What you need to do
The records below must be output exactly, without pictures.

Extracted records
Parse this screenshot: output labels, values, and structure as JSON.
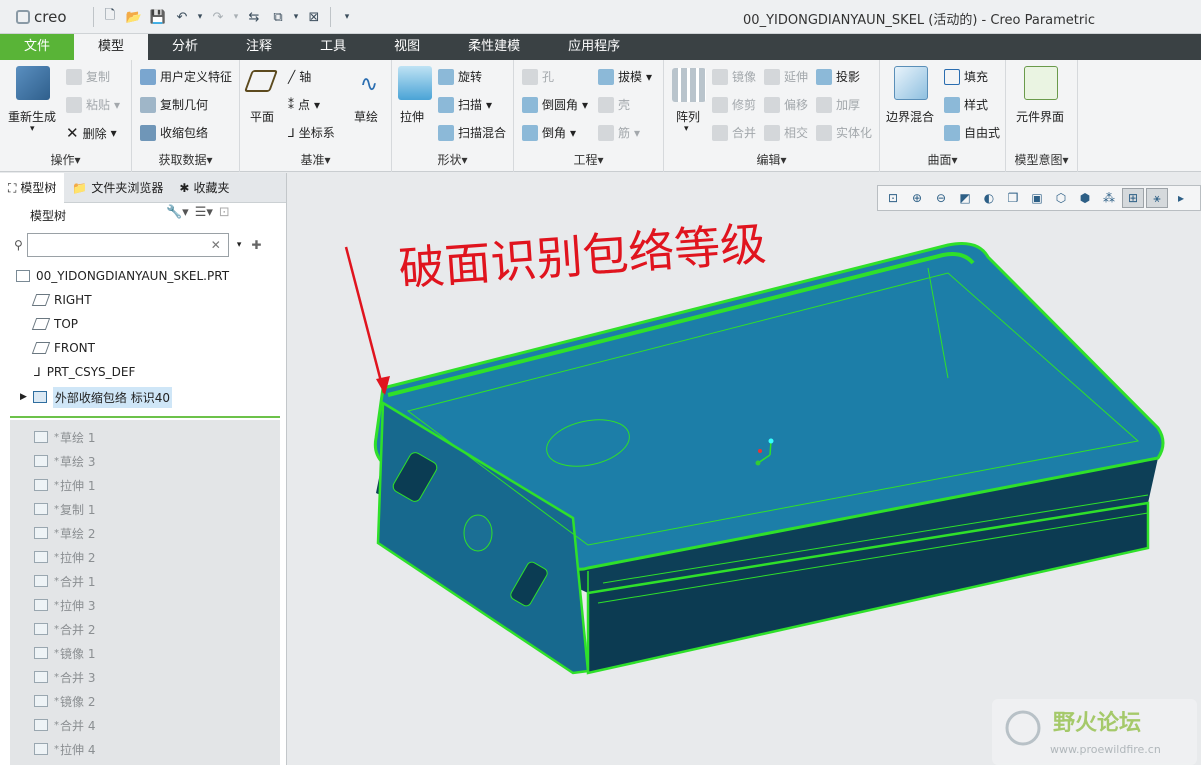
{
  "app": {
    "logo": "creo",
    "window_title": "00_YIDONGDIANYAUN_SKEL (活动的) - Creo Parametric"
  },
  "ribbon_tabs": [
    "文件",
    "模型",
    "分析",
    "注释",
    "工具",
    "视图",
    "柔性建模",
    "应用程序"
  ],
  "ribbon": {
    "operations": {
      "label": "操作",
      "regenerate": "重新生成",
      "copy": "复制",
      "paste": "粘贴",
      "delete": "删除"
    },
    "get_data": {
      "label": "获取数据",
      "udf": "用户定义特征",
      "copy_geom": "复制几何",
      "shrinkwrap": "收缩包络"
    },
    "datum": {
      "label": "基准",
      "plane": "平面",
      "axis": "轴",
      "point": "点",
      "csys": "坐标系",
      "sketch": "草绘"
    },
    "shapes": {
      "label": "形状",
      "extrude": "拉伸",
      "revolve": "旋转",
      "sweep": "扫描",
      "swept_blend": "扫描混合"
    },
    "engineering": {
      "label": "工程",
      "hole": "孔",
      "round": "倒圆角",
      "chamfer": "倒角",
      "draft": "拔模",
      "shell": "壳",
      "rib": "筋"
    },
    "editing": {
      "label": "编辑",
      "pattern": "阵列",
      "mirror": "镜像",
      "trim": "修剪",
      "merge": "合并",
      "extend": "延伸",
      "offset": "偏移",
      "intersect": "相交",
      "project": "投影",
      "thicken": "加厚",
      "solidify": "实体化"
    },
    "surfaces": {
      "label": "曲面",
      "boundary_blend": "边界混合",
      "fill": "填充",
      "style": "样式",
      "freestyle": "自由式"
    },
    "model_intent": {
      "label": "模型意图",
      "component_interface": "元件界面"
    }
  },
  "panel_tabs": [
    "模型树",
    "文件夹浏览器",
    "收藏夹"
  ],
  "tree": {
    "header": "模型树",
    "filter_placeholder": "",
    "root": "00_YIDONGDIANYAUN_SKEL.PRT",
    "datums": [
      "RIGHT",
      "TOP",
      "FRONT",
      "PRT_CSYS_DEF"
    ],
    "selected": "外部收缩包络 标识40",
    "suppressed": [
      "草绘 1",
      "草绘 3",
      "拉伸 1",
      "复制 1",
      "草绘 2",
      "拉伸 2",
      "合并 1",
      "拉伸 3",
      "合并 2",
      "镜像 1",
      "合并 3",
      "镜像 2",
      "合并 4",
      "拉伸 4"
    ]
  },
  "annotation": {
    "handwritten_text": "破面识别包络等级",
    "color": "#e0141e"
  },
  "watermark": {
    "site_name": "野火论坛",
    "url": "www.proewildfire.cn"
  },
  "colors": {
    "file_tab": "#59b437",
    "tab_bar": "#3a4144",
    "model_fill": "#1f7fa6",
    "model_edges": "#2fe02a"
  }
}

Written solution
Parse this screenshot: output labels, values, and structure as JSON.
{
  "app": {
    "logo": "creo",
    "window_title": "00_YIDONGDIANYAUN_SKEL (活动的) - Creo Parametric"
  },
  "ribbon_tabs": [
    "文件",
    "模型",
    "分析",
    "注释",
    "工具",
    "视图",
    "柔性建模",
    "应用程序"
  ],
  "ribbon": {
    "operations": {
      "label": "操作",
      "regenerate": "重新生成",
      "copy": "复制",
      "paste": "粘贴",
      "delete": "删除"
    },
    "get_data": {
      "label": "获取数据",
      "udf": "用户定义特征",
      "copy_geom": "复制几何",
      "shrinkwrap": "收缩包络"
    },
    "datum": {
      "label": "基准",
      "plane": "平面",
      "axis": "轴",
      "point": "点",
      "csys": "坐标系",
      "sketch": "草绘"
    },
    "shapes": {
      "label": "形状",
      "extrude": "拉伸",
      "revolve": "旋转",
      "sweep": "扫描",
      "swept_blend": "扫描混合"
    },
    "engineering": {
      "label": "工程",
      "hole": "孔",
      "round": "倒圆角",
      "chamfer": "倒角",
      "draft": "拔模",
      "shell": "壳",
      "rib": "筋"
    },
    "editing": {
      "label": "编辑",
      "pattern": "阵列",
      "mirror": "镜像",
      "trim": "修剪",
      "merge": "合并",
      "extend": "延伸",
      "offset": "偏移",
      "intersect": "相交",
      "project": "投影",
      "thicken": "加厚",
      "solidify": "实体化"
    },
    "surfaces": {
      "label": "曲面",
      "boundary_blend": "边界混合",
      "fill": "填充",
      "style": "样式",
      "freestyle": "自由式"
    },
    "model_intent": {
      "label": "模型意图",
      "component_interface": "元件界面"
    }
  },
  "panel_tabs": [
    "模型树",
    "文件夹浏览器",
    "收藏夹"
  ],
  "tree": {
    "header": "模型树",
    "filter_placeholder": "",
    "root": "00_YIDONGDIANYAUN_SKEL.PRT",
    "datums": [
      "RIGHT",
      "TOP",
      "FRONT",
      "PRT_CSYS_DEF"
    ],
    "selected": "外部收缩包络 标识40",
    "suppressed": [
      "草绘 1",
      "草绘 3",
      "拉伸 1",
      "复制 1",
      "草绘 2",
      "拉伸 2",
      "合并 1",
      "拉伸 3",
      "合并 2",
      "镜像 1",
      "合并 3",
      "镜像 2",
      "合并 4",
      "拉伸 4"
    ]
  },
  "annotation": {
    "handwritten_text": "破面识别包络等级",
    "color": "#e0141e"
  },
  "watermark": {
    "site_name": "野火论坛",
    "url": "www.proewildfire.cn"
  },
  "colors": {
    "file_tab": "#59b437",
    "tab_bar": "#3a4144",
    "model_fill": "#1f7fa6",
    "model_edges": "#2fe02a"
  }
}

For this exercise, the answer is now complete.